* _Source excerpt_:

The arrest of the others followed instantly, and, sentenced to death, they were publicly burned in the Square of Sant’ Eligio, after suffering all the brutal, unspeakable horrors of fourteenth-century torture, which continued to the very scaffold, with the alleged intention of inducing them to denounce any further accomplices. But though they writhed and fainted under the pincers of the executioners, they confessed nothing. Indeed, they preserved a silence which left the people amazed, for the people lacked the explanation. The Grand Justiciary, Hugh des Baux, had seen to it that the Pope’s injunctions should be obeyed. Lest the condemned should say too much, he had taken the precaution of having their tongues fastened down with fish-hooks.

* _Material provided_:
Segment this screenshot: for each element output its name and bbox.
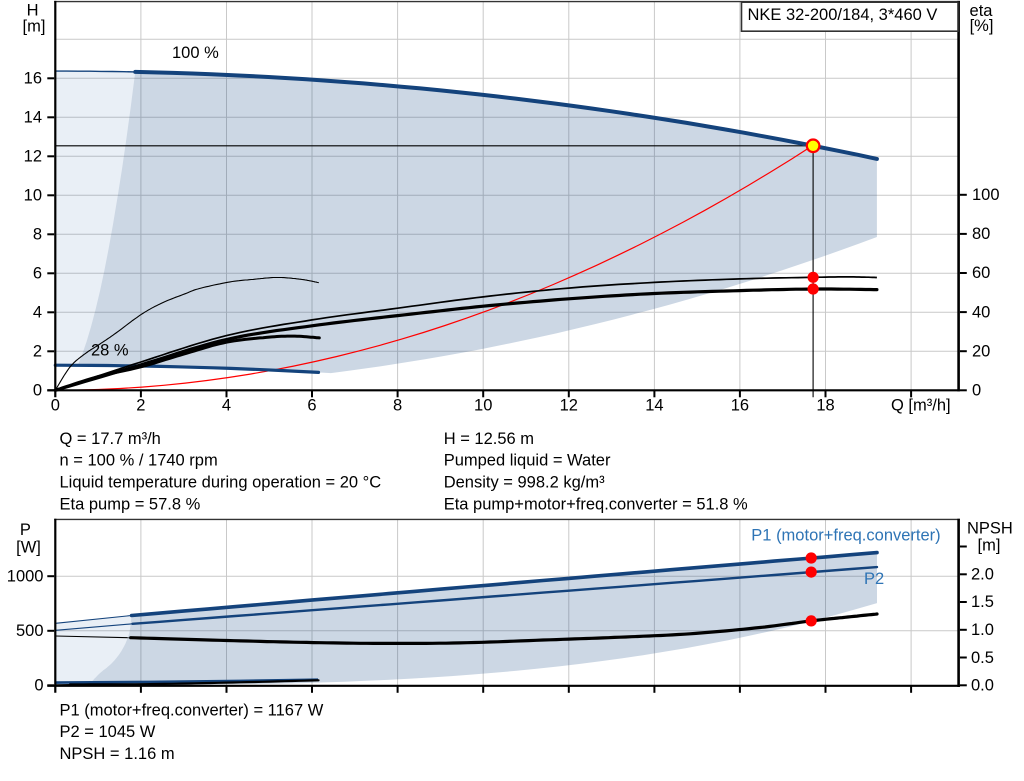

* _Aim of the task_:
Resume the passage on the executions in the Square of Sant' Eligio after its last sentence.

* _Response to the task_:
Thus Charles was momentarily baulked, and he was further baulked by the fact that Giovanna had taken a second husband, in her cousin, Louis of Taranto. Unless matters were to remain there and the game end in a stalemate, bold measures were required, and those measures Charles adopted. He wrote to the King of Hungary now openly accusing Giovanna of the murder, and pointing out the circumstances that in themselves afforded corroboration of his charge.
Those circumstances Ludwig embodied in a fulminating letter which he wrote to Giovanna in answer to her defence against the charge of inaction in the matter of her late husband’s murderers: “Giovanna, thy antecedent disorderly life, thy retention of the exclusive power in the kingdom, thy neglect of vengeance upon the murderers of thy husband, thy having taken another husband, and thy very excuses abundantly prove thy complicity in thy husband’s death.”
So far this was all as Charles of Durazzo could have desired it. But there was more. Ludwig was advancing now in arms to take possession of the kingdom, of which, under all the circumstances, he might consider himself the lawful heir, and the Princes of Italy were affording him unhindered passage through their States. This was not at all to Charles’s liking. Indeed, unless he bestirred himself, it might prove to be checkmate from an altogether unexpected quarter, rendering vain all the masterly play with which he had conducted the game so far.
It flustered him a little, and in his haste to counter it he blundered.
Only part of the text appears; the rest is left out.